### Data in this exercise
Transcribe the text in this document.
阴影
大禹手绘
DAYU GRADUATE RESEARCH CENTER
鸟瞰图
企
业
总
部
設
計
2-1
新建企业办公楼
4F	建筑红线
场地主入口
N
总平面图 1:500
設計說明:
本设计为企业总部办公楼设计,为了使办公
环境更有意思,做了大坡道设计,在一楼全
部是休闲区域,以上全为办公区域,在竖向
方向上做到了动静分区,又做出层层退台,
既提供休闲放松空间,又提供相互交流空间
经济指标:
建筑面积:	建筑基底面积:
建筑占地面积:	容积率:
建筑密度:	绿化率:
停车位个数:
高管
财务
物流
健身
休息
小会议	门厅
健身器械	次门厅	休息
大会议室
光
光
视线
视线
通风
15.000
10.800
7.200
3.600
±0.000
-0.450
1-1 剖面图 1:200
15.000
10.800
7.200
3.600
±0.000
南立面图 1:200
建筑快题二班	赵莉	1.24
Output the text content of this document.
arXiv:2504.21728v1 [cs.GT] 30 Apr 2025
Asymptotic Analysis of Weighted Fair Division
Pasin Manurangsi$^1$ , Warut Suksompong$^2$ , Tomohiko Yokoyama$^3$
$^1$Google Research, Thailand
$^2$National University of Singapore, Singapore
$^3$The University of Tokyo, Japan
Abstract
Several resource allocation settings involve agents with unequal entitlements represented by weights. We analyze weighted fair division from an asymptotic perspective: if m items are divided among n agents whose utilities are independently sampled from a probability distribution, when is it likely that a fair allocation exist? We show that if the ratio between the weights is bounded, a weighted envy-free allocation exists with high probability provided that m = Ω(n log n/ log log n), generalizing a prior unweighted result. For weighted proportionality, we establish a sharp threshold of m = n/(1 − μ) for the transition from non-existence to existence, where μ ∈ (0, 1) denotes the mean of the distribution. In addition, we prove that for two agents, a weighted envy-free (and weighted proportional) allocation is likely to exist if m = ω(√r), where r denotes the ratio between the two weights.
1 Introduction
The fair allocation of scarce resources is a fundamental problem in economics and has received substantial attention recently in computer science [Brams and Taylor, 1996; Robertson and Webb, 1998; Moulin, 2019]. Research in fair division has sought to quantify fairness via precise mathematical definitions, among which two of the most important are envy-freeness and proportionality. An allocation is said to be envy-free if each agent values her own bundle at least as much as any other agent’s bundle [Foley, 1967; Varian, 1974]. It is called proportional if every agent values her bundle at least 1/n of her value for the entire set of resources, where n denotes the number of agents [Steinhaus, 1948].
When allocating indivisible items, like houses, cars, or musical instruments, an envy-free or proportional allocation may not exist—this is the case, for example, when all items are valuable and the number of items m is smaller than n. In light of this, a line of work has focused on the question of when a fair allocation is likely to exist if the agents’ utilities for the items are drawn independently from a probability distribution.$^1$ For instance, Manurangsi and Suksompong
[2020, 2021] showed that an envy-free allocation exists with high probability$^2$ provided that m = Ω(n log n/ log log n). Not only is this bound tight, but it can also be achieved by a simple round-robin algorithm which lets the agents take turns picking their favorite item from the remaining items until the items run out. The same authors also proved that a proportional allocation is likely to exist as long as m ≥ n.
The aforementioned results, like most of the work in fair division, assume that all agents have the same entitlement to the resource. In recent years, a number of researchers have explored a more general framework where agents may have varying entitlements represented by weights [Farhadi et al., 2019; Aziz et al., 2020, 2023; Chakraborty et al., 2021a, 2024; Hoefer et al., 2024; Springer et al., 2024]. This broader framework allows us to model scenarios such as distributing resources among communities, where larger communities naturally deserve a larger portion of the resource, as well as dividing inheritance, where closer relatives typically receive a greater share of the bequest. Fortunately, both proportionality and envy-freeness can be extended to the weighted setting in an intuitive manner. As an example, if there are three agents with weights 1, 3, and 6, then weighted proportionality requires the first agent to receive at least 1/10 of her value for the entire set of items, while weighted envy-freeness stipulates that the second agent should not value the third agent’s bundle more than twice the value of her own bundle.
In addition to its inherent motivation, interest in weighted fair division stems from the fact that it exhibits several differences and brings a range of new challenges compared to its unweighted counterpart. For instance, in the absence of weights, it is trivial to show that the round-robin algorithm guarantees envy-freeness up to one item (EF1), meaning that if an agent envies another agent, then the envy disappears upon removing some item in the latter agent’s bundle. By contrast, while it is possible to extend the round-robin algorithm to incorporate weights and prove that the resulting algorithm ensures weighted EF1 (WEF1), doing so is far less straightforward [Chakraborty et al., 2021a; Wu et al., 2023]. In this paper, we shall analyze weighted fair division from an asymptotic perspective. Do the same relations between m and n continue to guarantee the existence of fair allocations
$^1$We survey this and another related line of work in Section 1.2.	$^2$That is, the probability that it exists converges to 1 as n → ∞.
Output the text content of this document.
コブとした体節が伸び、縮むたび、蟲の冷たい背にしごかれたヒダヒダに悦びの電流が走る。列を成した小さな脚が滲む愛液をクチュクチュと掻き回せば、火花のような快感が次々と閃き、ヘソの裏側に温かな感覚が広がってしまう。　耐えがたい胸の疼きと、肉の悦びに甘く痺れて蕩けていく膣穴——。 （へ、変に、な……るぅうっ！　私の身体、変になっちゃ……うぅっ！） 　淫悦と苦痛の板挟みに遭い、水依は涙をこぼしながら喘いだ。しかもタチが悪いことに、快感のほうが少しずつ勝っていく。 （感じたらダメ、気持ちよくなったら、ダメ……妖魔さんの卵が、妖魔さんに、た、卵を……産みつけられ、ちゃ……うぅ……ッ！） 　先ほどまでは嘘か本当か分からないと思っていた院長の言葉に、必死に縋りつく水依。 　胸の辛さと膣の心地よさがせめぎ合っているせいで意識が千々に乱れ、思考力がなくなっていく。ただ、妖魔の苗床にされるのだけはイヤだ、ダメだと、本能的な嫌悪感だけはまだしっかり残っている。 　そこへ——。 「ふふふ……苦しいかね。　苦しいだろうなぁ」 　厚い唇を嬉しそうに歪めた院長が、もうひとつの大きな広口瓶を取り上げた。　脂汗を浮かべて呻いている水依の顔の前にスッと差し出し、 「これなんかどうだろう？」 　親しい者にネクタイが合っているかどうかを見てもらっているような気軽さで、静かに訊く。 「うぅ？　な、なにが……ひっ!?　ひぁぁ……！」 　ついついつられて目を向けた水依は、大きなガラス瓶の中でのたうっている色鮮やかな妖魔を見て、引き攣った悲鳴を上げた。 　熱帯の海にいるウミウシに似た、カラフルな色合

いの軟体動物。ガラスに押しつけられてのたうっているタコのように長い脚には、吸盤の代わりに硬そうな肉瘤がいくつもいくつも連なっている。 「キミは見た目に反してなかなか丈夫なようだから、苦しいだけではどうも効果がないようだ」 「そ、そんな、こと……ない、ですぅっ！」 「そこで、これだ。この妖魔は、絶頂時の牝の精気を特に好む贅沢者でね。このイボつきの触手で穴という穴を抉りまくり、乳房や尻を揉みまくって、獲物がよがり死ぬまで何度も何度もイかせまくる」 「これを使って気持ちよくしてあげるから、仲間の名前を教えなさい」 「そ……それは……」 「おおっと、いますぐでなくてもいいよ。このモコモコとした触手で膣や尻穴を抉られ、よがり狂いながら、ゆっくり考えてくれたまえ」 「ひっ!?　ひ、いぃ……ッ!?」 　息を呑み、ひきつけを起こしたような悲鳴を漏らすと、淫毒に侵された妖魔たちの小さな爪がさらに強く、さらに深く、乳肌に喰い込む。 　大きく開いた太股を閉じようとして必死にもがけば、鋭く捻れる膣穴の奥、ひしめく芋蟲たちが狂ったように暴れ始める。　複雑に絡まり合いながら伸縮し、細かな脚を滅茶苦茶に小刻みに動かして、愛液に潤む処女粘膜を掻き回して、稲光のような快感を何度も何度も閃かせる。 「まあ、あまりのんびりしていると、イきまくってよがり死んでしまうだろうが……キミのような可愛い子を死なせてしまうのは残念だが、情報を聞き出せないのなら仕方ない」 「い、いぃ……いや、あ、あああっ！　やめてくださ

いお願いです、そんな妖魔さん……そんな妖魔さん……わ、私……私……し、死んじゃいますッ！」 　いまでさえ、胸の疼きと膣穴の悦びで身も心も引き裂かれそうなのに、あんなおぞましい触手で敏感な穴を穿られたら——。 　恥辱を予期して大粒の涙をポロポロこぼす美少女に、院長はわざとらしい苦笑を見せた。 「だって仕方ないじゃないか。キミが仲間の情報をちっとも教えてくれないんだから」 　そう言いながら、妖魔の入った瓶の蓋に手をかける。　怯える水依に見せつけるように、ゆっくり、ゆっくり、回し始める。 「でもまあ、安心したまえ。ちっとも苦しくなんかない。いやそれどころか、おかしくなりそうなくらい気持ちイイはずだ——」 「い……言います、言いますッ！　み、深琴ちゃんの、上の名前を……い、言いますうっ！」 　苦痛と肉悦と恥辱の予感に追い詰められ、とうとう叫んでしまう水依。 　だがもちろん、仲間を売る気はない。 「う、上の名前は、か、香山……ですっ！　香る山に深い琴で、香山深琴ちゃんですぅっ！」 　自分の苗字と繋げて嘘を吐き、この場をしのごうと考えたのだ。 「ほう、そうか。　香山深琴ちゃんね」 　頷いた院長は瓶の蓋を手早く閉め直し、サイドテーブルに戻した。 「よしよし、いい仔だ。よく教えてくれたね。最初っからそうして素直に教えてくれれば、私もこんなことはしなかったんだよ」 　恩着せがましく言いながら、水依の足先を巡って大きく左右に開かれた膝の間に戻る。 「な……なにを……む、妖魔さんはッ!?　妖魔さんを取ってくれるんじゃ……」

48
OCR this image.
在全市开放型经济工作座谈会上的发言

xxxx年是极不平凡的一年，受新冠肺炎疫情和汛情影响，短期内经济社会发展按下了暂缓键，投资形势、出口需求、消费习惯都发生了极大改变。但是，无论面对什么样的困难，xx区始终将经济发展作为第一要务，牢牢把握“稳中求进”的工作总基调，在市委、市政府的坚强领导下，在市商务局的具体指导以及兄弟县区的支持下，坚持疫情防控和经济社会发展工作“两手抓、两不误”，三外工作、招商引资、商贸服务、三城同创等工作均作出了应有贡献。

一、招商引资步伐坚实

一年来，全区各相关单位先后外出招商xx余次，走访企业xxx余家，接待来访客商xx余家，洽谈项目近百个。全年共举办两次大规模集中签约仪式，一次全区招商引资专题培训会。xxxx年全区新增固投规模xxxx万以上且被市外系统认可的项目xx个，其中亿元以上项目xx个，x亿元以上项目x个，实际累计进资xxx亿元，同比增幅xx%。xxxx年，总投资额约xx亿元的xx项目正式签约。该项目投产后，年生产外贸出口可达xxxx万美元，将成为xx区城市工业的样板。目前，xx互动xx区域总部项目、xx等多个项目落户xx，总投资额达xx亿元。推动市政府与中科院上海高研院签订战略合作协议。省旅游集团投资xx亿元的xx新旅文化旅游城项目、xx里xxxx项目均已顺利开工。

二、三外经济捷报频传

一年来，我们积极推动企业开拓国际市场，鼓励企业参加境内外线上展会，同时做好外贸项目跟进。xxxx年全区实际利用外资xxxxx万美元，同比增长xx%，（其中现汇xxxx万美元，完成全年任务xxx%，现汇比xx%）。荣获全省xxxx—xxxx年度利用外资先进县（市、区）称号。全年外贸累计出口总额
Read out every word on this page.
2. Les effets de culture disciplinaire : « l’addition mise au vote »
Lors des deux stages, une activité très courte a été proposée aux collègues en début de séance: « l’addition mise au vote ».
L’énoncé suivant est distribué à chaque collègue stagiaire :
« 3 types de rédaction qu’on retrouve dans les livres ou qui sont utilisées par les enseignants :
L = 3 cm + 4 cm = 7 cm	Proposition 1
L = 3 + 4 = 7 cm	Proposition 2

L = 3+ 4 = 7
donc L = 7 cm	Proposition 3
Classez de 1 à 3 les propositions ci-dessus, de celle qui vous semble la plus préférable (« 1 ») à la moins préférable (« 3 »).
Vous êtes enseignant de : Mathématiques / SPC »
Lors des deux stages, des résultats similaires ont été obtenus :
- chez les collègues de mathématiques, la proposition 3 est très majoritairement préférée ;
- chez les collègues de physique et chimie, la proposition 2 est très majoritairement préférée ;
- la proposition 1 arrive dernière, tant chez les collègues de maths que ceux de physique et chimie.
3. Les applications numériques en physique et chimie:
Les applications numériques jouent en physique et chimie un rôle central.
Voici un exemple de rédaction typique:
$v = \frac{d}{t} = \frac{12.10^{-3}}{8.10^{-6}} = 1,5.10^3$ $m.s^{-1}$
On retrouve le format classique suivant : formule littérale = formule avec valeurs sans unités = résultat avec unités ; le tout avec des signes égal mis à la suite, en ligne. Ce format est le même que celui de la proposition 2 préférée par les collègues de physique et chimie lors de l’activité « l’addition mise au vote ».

### What is asked
Copy out each line of the data where the string "University" appears.

### Solution to the exercise
$^2$National University of Singapore, Singapore
$^3$The University of Tokyo, Japan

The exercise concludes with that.